Entries from a dataset
# # #

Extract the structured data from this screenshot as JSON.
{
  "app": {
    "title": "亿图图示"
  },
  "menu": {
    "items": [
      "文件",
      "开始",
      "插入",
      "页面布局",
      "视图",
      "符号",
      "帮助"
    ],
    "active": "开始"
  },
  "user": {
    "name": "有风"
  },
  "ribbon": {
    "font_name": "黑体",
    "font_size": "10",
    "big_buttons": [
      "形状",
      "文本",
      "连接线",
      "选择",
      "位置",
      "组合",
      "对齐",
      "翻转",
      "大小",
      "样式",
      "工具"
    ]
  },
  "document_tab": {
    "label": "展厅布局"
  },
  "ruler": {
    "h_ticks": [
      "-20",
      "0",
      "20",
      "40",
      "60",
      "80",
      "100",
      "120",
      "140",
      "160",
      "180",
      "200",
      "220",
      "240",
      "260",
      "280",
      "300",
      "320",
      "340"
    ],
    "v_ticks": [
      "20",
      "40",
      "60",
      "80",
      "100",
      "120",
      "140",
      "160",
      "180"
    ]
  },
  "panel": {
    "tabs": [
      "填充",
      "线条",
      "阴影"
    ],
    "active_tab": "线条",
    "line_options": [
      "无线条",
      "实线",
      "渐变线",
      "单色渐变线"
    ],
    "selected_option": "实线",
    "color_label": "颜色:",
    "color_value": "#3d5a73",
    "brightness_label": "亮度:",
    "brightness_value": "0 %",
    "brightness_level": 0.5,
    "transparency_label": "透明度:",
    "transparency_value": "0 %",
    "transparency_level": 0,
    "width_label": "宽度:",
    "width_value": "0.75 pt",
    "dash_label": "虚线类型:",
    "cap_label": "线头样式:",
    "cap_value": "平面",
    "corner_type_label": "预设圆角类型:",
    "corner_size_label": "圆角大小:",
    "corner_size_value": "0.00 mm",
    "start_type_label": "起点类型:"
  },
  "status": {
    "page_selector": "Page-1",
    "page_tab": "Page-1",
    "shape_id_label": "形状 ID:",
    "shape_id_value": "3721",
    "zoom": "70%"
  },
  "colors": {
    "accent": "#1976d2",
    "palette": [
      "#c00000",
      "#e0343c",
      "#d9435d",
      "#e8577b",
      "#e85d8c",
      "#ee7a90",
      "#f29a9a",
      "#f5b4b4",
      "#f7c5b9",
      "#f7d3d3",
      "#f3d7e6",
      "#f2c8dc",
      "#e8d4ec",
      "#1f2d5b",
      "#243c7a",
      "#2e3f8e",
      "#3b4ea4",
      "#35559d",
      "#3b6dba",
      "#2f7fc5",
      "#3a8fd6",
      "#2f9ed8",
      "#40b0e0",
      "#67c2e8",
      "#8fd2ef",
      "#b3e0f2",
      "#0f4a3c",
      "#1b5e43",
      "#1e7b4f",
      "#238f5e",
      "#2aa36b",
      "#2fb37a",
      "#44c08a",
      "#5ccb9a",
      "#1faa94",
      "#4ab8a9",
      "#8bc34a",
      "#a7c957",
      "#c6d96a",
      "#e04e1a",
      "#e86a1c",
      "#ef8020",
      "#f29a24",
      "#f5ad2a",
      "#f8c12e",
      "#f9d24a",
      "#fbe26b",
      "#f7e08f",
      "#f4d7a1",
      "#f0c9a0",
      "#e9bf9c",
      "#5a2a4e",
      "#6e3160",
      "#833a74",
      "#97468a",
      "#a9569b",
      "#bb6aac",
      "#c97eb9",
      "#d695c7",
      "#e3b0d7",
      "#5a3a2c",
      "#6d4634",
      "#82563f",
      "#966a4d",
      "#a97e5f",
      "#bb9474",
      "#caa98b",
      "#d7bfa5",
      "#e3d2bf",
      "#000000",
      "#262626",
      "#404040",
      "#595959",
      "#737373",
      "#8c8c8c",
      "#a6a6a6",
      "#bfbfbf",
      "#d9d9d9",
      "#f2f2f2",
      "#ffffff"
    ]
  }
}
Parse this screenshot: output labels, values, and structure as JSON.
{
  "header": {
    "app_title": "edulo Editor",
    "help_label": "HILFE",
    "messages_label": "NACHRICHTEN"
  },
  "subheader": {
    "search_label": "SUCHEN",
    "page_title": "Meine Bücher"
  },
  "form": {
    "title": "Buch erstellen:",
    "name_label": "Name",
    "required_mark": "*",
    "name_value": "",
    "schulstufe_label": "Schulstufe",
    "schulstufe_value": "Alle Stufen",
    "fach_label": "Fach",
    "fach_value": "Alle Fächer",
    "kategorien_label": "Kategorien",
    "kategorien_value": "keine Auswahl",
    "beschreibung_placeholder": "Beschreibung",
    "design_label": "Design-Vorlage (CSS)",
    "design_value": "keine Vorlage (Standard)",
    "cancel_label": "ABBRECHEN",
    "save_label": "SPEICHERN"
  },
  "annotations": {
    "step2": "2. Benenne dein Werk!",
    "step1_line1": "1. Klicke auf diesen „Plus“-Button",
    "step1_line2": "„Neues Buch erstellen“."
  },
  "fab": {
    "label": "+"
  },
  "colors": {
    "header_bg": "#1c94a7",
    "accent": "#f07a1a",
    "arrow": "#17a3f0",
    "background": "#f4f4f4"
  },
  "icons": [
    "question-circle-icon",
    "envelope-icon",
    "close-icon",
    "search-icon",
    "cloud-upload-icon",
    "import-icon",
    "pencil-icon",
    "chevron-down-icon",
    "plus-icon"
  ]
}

# # #

> Task instructions:
Please output the entire listing exactly as it stands.

> Output for this task:
Extract the structured data from this screenshot as JSON.
{
  "app": {
    "title": "亿图图示"
  },
  "menu": {
    "items": [
      "文件",
      "开始",
      "插入",
      "页面布局",
      "视图",
      "符号",
      "帮助"
    ],
    "active": "开始"
  },
  "user": {
    "name": "有风"
  },
  "ribbon": {
    "font_name": "黑体",
    "font_size": "10",
    "big_buttons": [
      "形状",
      "文本",
      "连接线",
      "选择",
      "位置",
      "组合",
      "对齐",
      "翻转",
      "大小",
      "样式",
      "工具"
    ]
  },
  "document_tab": {
    "label": "展厅布局"
  },
  "ruler": {
    "h_ticks": [
      "-20",
      "0",
      "20",
      "40",
      "60",
      "80",
      "100",
      "120",
      "140",
      "160",
      "180",
      "200",
      "220",
      "240",
      "260",
      "280",
      "300",
      "320",
      "340"
    ],
    "v_ticks": [
      "20",
      "40",
      "60",
      "80",
      "100",
      "120",
      "140",
      "160",
      "180"
    ]
  },
  "panel": {
    "tabs": [
      "填充",
      "线条",
      "阴影"
    ],
    "active_tab": "线条",
    "line_options": [
      "无线条",
      "实线",
      "渐变线",
      "单色渐变线"
    ],
    "selected_option": "实线",
    "color_label": "颜色:",
    "color_value": "#3d5a73",
    "brightness_label": "亮度:",
    "brightness_value": "0 %",
    "brightness_level": 0.5,
    "transparency_label": "透明度:",
    "transparency_value": "0 %",
    "transparency_level": 0,
    "width_label": "宽度:",
    "width_value": "0.75 pt",
    "dash_label": "虚线类型:",
    "cap_label": "线头样式:",
    "cap_value": "平面",
    "corner_type_label": "预设圆角类型:",
    "corner_size_label": "圆角大小:",
    "corner_size_value": "0.00 mm",
    "start_type_label": "起点类型:"
  },
  "status": {
    "page_selector": "Page-1",
    "page_tab": "Page-1",
    "shape_id_label": "形状 ID:",
    "shape_id_value": "3721",
    "zoom": "70%"
  },
  "colors": {
    "accent": "#1976d2",
    "palette": [
      "#c00000",
      "#e0343c",
      "#d9435d",
      "#e8577b",
      "#e85d8c",
      "#ee7a90",
      "#f29a9a",
      "#f5b4b4",
      "#f7c5b9",
      "#f7d3d3",
      "#f3d7e6",
      "#f2c8dc",
      "#e8d4ec",
      "#1f2d5b",
      "#243c7a",
      "#2e3f8e",
      "#3b4ea4",
      "#35559d",
      "#3b6dba",
      "#2f7fc5",
      "#3a8fd6",
      "#2f9ed8",
      "#40b0e0",
      "#67c2e8",
      "#8fd2ef",
      "#b3e0f2",
      "#0f4a3c",
      "#1b5e43",
      "#1e7b4f",
      "#238f5e",
      "#2aa36b",
      "#2fb37a",
      "#44c08a",
      "#5ccb9a",
      "#1faa94",
      "#4ab8a9",
      "#8bc34a",
      "#a7c957",
      "#c6d96a",
      "#e04e1a",
      "#e86a1c",
      "#ef8020",
      "#f29a24",
      "#f5ad2a",
      "#f8c12e",
      "#f9d24a",
      "#fbe26b",
      "#f7e08f",
      "#f4d7a1",
      "#f0c9a0",
      "#e9bf9c",
      "#5a2a4e",
      "#6e3160",
      "#833a74",
      "#97468a",
      "#a9569b",
      "#bb6aac",
      "#c97eb9",
      "#d695c7",
      "#e3b0d7",
      "#5a3a2c",
      "#6d4634",
      "#82563f",
      "#966a4d",
      "#a97e5f",
      "#bb9474",
      "#caa98b",
      "#d7bfa5",
      "#e3d2bf",
      "#000000",
      "#262626",
      "#404040",
      "#595959",
      "#737373",
      "#8c8c8c",
      "#a6a6a6",
      "#bfbfbf",
      "#d9d9d9",
      "#f2f2f2",
      "#ffffff"
    ]
  }
}
Parse this screenshot: output labels, values, and structure as JSON.
{
  "header": {
    "app_title": "edulo Editor",
    "help_label": "HILFE",
    "messages_label": "NACHRICHTEN"
  },
  "subheader": {
    "search_label": "SUCHEN",
    "page_title": "Meine Bücher"
  },
  "form": {
    "title": "Buch erstellen:",
    "name_label": "Name",
    "required_mark": "*",
    "name_value": "",
    "schulstufe_label": "Schulstufe",
    "schulstufe_value": "Alle Stufen",
    "fach_label": "Fach",
    "fach_value": "Alle Fächer",
    "kategorien_label": "Kategorien",
    "kategorien_value": "keine Auswahl",
    "beschreibung_placeholder": "Beschreibung",
    "design_label": "Design-Vorlage (CSS)",
    "design_value": "keine Vorlage (Standard)",
    "cancel_label": "ABBRECHEN",
    "save_label": "SPEICHERN"
  },
  "annotations": {
    "step2": "2. Benenne dein Werk!",
    "step1_line1": "1. Klicke auf diesen „Plus“-Button",
    "step1_line2": "„Neues Buch erstellen“."
  },
  "fab": {
    "label": "+"
  },
  "colors": {
    "header_bg": "#1c94a7",
    "accent": "#f07a1a",
    "arrow": "#17a3f0",
    "background": "#f4f4f4"
  },
  "icons": [
    "question-circle-icon",
    "envelope-icon",
    "close-icon",
    "search-icon",
    "cloud-upload-icon",
    "import-icon",
    "pencil-icon",
    "chevron-down-icon",
    "plus-icon"
  ]
}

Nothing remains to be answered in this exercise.